Set task> Copy every entry precisely.

Exercise inputs>
---
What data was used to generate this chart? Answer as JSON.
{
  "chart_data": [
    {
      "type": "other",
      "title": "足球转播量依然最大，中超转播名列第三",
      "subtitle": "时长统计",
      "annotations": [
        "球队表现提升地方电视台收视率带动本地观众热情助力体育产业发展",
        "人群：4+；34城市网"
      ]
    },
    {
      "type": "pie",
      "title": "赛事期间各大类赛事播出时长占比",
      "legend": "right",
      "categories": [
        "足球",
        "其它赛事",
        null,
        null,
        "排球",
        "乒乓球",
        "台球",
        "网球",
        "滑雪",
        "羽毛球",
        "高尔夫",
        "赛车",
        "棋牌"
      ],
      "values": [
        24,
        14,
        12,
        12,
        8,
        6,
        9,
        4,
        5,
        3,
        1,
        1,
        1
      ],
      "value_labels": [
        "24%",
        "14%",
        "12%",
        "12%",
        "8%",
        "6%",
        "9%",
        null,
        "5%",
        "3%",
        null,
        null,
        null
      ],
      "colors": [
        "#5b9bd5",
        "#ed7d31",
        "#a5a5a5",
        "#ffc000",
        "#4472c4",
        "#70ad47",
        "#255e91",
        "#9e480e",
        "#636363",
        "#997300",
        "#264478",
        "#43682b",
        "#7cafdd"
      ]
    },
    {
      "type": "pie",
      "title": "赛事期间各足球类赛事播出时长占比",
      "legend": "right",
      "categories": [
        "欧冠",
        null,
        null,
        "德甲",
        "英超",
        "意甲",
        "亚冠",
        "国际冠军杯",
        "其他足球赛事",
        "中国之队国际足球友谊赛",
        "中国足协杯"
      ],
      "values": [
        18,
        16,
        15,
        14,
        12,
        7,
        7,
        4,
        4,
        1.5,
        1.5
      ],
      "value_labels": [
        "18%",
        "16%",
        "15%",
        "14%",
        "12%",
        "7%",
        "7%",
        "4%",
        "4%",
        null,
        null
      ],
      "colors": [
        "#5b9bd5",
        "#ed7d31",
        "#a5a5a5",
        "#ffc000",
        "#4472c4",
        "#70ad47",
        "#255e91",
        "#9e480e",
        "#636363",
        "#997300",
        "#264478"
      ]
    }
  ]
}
---
Correct result>
What data was used to generate this chart? Answer as JSON.
{
  "chart_data": [
    {
      "type": "other",
      "title": "足球转播量依然最大，中超转播名列第三",
      "subtitle": "时长统计",
      "annotations": [
        "球队表现提升地方电视台收视率带动本地观众热情助力体育产业发展",
        "人群：4+；34城市网"
      ]
    },
    {
      "type": "pie",
      "title": "赛事期间各大类赛事播出时长占比",
      "legend": "right",
      "categories": [
        "足球",
        "其它赛事",
        null,
        null,
        "排球",
        "乒乓球",
        "台球",
        "网球",
        "滑雪",
        "羽毛球",
        "高尔夫",
        "赛车",
        "棋牌"
      ],
      "values": [
        24,
        14,
        12,
        12,
        8,
        6,
        9,
        4,
        5,
        3,
        1,
        1,
        1
      ],
      "value_labels": [
        "24%",
        "14%",
        "12%",
        "12%",
        "8%",
        "6%",
        "9%",
        null,
        "5%",
        "3%",
        null,
        null,
        null
      ],
      "colors": [
        "#5b9bd5",
        "#ed7d31",
        "#a5a5a5",
        "#ffc000",
        "#4472c4",
        "#70ad47",
        "#255e91",
        "#9e480e",
        "#636363",
        "#997300",
        "#264478",
        "#43682b",
        "#7cafdd"
      ]
    },
    {
      "type": "pie",
      "title": "赛事期间各足球类赛事播出时长占比",
      "legend": "right",
      "categories": [
        "欧冠",
        null,
        null,
        "德甲",
        "英超",
        "意甲",
        "亚冠",
        "国际冠军杯",
        "其他足球赛事",
        "中国之队国际足球友谊赛",
        "中国足协杯"
      ],
      "values": [
        18,
        16,
        15,
        14,
        12,
        7,
        7,
        4,
        4,
        1.5,
        1.5
      ],
      "value_labels": [
        "18%",
        "16%",
        "15%",
        "14%",
        "12%",
        "7%",
        "7%",
        "4%",
        "4%",
        null,
        null
      ],
      "colors": [
        "#5b9bd5",
        "#ed7d31",
        "#a5a5a5",
        "#ffc000",
        "#4472c4",
        "#70ad47",
        "#255e91",
        "#9e480e",
        "#636363",
        "#997300",
        "#264478"
      ]
    }
  ]
}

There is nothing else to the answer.